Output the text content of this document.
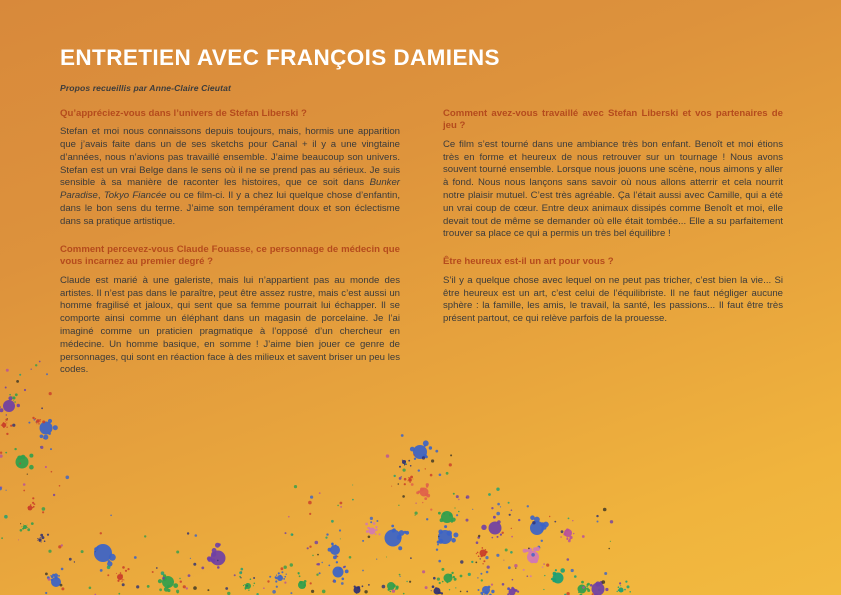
ENTRETIEN AVEC FRANÇOIS DAMIENS

Propos recueillis par Anne-Claire Cieutat

Qu’appréciez-vous dans l’univers de Stefan Liberski ?

Stefan et moi nous connaissons depuis toujours, mais, hormis une apparition que j’avais faite dans un de ses sketchs pour Canal + il y a une vingtaine d’années, nous n’avions pas travaillé ensemble. J’aime beaucoup son univers. Stefan est un vrai Belge dans le sens où il ne se prend pas au sérieux. Je suis sensible à sa manière de raconter les histoires, que ce soit dans Bunker Paradise, Tokyo Fiancée ou ce film-ci. Il y a chez lui quelque chose d’enfantin, dans le bon sens du terme. J’aime son tempérament doux et son éclectisme dans sa pratique artistique.

Comment percevez-vous Claude Fouasse, ce personnage de médecin que vous incarnez au premier degré ?

Claude est marié à une galeriste, mais lui n’appartient pas au monde des artistes. Il n’est pas dans le paraître, peut être assez rustre, mais c’est aussi un homme fragilisé et jaloux, qui sent que sa femme pourrait lui échapper. Il se comporte ainsi comme un éléphant dans un magasin de porcelaine. Je l’ai imaginé comme un praticien pragmatique à l’opposé d’un chercheur en médecine. Un homme basique, en somme ! J’aime bien jouer ce genre de personnages, qui sont en réaction face à des milieux et savent briser un peu les codes.

Comment avez-vous travaillé avec Stefan Liberski et vos partenaires de jeu ?

Ce film s’est tourné dans une ambiance très bon enfant. Benoît et moi étions très en forme et heureux de nous retrouver sur un tournage ! Nous avons souvent tourné ensemble. Lorsque nous jouons une scène, nous aimons y aller à fond. Nous nous lançons sans savoir où nous allons atterrir et cela nourrit notre plaisir mutuel. C’est très agréable. Ça l’était aussi avec Camille, qui a été un vrai coup de cœur. Entre deux animaux dissipés comme Benoît et moi, elle devait tout de même se demander où elle était tombée... Elle a su parfaitement trouver sa place ce qui a permis un très bel équilibre !

Être heureux est-il un art pour vous ?

S’il y a quelque chose avec lequel on ne peut pas tricher, c’est bien la vie... Si être heureux est un art, c’est celui de l’équilibriste. Il ne faut négliger aucune sphère : la famille, les amis, le travail, la santé, les passions... Il faut être très présent partout, ce qui relève parfois de la prouesse.
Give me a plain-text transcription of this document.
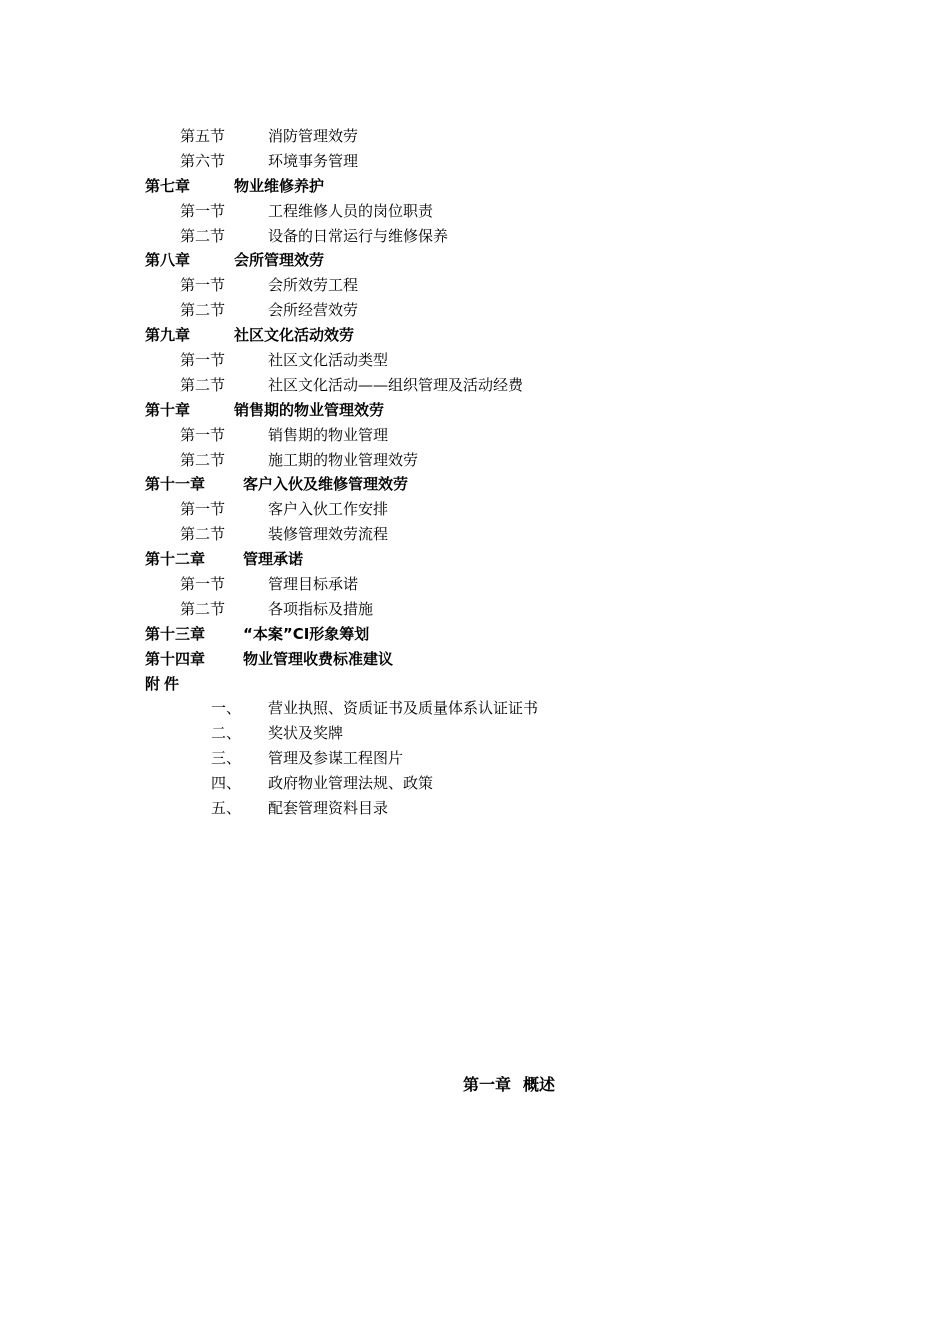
第五节	消防管理效劳
第六节	环境事务管理
第七章	物业维修养护
第一节	工程维修人员的岗位职责
第二节	设备的日常运行与维修保养
第八章	会所管理效劳
第一节	会所效劳工程
第二节	会所经营效劳
第九章	社区文化活动效劳
第一节	社区文化活动类型
第二节	社区文化活动——组织管理及活动经费
第十章	销售期的物业管理效劳
第一节	销售期的物业管理
第二节	施工期的物业管理效劳
第十一章	客户入伙及维修管理效劳
第一节	客户入伙工作安排
第二节	装修管理效劳流程
第十二章	管理承诺
第一节	管理目标承诺
第二节	各项指标及措施
第十三章	“本案”CI形象筹划
第十四章	物业管理收费标准建议
附件
一、 营业执照、资质证书及质量体系认证证书
二、 奖状及奖牌
三、 管理及参谋工程图片
四、 政府物业管理法规、政策
五、 配套管理资料目录
第一章 概述
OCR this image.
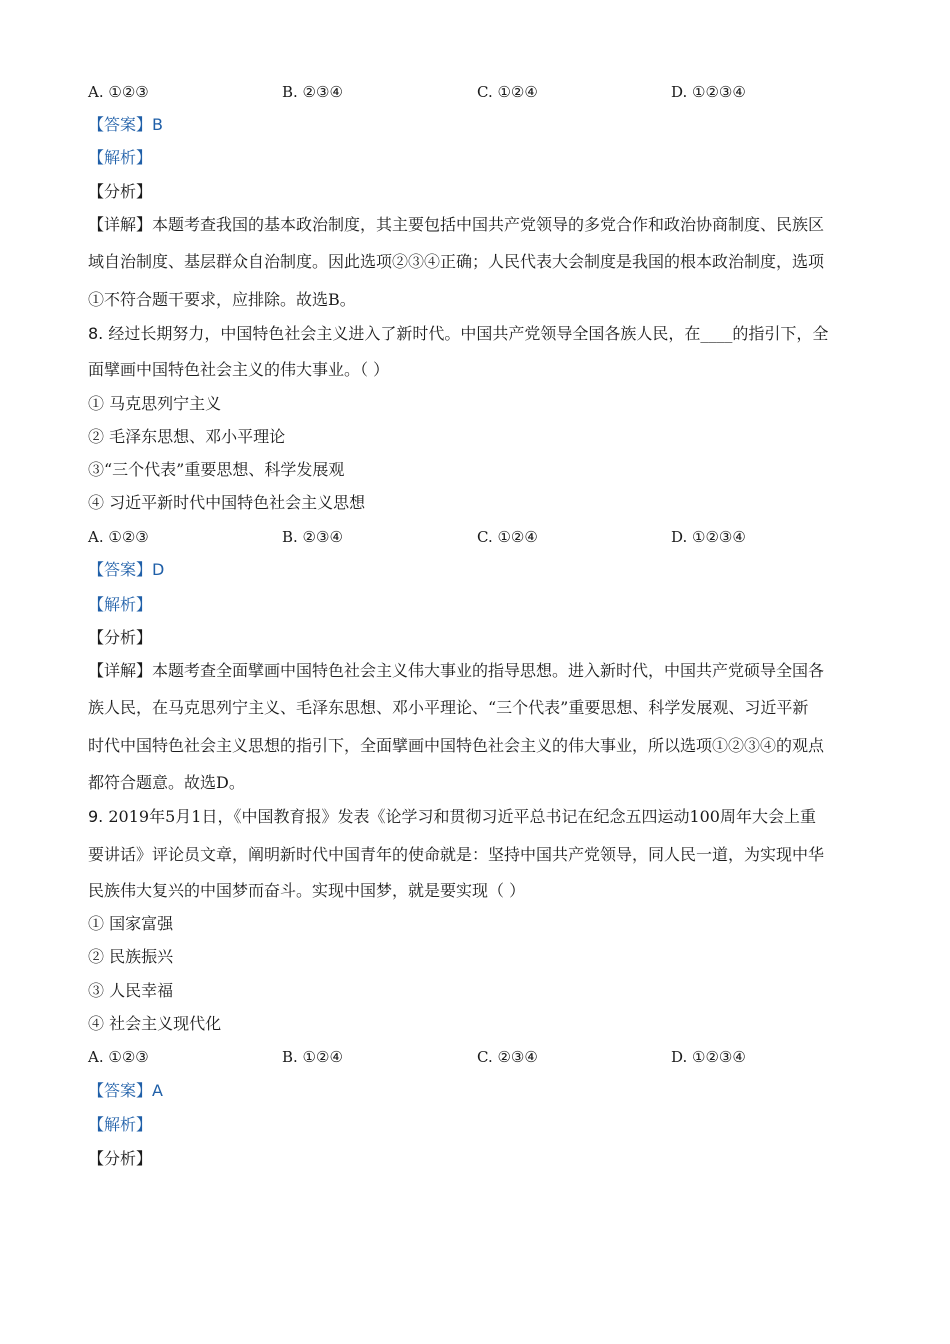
A. ①②③	B. ②③④	C. ①②④	D. ①②③④
【答案】B
【解析】
【分析】
【详解】本题考查我国的基本政治制度，其主要包括中国共产党领导的多党合作和政治协商制度、民族区
域自治制度、基层群众自治制度。因此选项②③④正确；人民代表大会制度是我国的根本政治制度，选项
①不符合题干要求，应排除。故选B。
8. 经过长期努力，中国特色社会主义进入了新时代。中国共产党领导全国各族人民，在____的指引下，全
面擘画中国特色社会主义的伟大事业。（ ）
① 马克思列宁主义
② 毛泽东思想、邓小平理论
③“三个代表”重要思想、科学发展观
④ 习近平新时代中国特色社会主义思想
A. ①②③	B. ②③④	C. ①②④	D. ①②③④
【答案】D
【解析】
【分析】
【详解】本题考查全面擘画中国特色社会主义伟大事业的指导思想。进入新时代，中国共产党硕导全国各
族人民，在马克思列宁主义、毛泽东思想、邓小平理论、“三个代表”重要思想、科学发展观、习近平新
时代中国特色社会主义思想的指引下，全面擘画中国特色社会主义的伟大事业，所以选项①②③④的观点
都符合题意。故选D。
9. 2019年5月1日，《中国教育报》发表《论学习和贯彻习近平总书记在纪念五四运动100周年大会上重
要讲话》评论员文章，阐明新时代中国青年的使命就是：坚持中国共产党领导，同人民一道，为实现中华
民族伟大复兴的中国梦而奋斗。实现中国梦，就是要实现（ ）
① 国家富强
② 民族振兴
③ 人民幸福
④ 社会主义现代化
A. ①②③	B. ①②④	C. ②③④	D. ①②③④
【答案】A
【解析】
【分析】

* * * * * * *

### Stated task
Find each line in the records holding the string "Claude" and show it.

### Full response
Comment percevez-vous Claude Fouasse, ce personnage de médecin que vous incarnez au premier degré ?
Claude est marié à une galeriste, mais lui n’appartient pas au monde des artistes. Il n’est pas dans le paraître, peut être assez rustre, mais c’est aussi un homme fragilisé et jaloux, qui sent que sa femme pourrait lui échapper. Il se comporte ainsi comme un éléphant dans un magasin de porcelaine. Je l’ai imaginé comme un praticien pragmatique à l’opposé d’un chercheur en médecine. Un homme basique, en somme ! J’aime bien jouer ce genre de personnages, qui sont en réaction face à des milieux et savent briser un peu les codes.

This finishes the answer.